Goal — Can you retype only the lines from the one with "OCR this image." through the final line of the material, exactly as given?

-- begin --

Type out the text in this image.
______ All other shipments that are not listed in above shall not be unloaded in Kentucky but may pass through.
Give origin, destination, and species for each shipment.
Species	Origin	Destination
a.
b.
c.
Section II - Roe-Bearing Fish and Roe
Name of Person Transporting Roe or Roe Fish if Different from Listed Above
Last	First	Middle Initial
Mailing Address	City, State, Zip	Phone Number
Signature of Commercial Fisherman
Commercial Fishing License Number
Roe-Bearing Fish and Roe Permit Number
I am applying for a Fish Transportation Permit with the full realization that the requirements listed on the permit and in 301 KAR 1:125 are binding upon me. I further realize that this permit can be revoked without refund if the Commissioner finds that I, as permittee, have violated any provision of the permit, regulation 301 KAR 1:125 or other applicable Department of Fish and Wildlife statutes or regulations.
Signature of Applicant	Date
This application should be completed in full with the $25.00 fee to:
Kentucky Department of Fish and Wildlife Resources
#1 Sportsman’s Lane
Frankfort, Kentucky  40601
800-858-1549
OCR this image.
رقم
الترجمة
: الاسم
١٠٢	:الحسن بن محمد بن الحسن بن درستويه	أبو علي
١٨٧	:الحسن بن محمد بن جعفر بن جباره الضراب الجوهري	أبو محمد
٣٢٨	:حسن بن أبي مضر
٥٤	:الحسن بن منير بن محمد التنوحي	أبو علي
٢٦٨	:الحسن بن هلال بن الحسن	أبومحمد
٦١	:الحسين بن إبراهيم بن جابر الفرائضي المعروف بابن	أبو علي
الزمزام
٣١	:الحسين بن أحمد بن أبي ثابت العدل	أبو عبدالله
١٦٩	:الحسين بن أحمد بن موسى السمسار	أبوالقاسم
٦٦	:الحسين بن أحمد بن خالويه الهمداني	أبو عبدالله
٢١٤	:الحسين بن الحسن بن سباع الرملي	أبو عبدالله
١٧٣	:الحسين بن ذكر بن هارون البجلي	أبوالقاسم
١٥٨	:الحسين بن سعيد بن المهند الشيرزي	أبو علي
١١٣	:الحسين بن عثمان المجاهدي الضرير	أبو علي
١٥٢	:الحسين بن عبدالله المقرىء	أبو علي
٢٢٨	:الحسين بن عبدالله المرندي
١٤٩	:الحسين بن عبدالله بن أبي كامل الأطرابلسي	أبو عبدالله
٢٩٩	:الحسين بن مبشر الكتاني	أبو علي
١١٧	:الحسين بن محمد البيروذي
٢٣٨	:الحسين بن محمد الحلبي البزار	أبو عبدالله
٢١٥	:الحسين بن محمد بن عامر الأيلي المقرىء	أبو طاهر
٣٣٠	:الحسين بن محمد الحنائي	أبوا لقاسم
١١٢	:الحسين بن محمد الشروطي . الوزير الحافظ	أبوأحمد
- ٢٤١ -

-- end --

Solution —
OCR this image.
رقم
الترجمة
: الاسم
١٠٢	:الحسن بن محمد بن الحسن بن درستويه	أبو علي
١٨٧	:الحسن بن محمد بن جعفر بن جباره الضراب الجوهري	أبو محمد
٣٢٨	:حسن بن أبي مضر
٥٤	:الحسن بن منير بن محمد التنوحي	أبو علي
٢٦٨	:الحسن بن هلال بن الحسن	أبومحمد
٦١	:الحسين بن إبراهيم بن جابر الفرائضي المعروف بابن	أبو علي
الزمزام
٣١	:الحسين بن أحمد بن أبي ثابت العدل	أبو عبدالله
١٦٩	:الحسين بن أحمد بن موسى السمسار	أبوالقاسم
٦٦	:الحسين بن أحمد بن خالويه الهمداني	أبو عبدالله
٢١٤	:الحسين بن الحسن بن سباع الرملي	أبو عبدالله
١٧٣	:الحسين بن ذكر بن هارون البجلي	أبوالقاسم
١٥٨	:الحسين بن سعيد بن المهند الشيرزي	أبو علي
١١٣	:الحسين بن عثمان المجاهدي الضرير	أبو علي
١٥٢	:الحسين بن عبدالله المقرىء	أبو علي
٢٢٨	:الحسين بن عبدالله المرندي
١٤٩	:الحسين بن عبدالله بن أبي كامل الأطرابلسي	أبو عبدالله
٢٩٩	:الحسين بن مبشر الكتاني	أبو علي
١١٧	:الحسين بن محمد البيروذي
٢٣٨	:الحسين بن محمد الحلبي البزار	أبو عبدالله
٢١٥	:الحسين بن محمد بن عامر الأيلي المقرىء	أبو طاهر
٣٣٠	:الحسين بن محمد الحنائي	أبوا لقاسم
١١٢	:الحسين بن محمد الشروطي . الوزير الحافظ	أبوأحمد
- ٢٤١ -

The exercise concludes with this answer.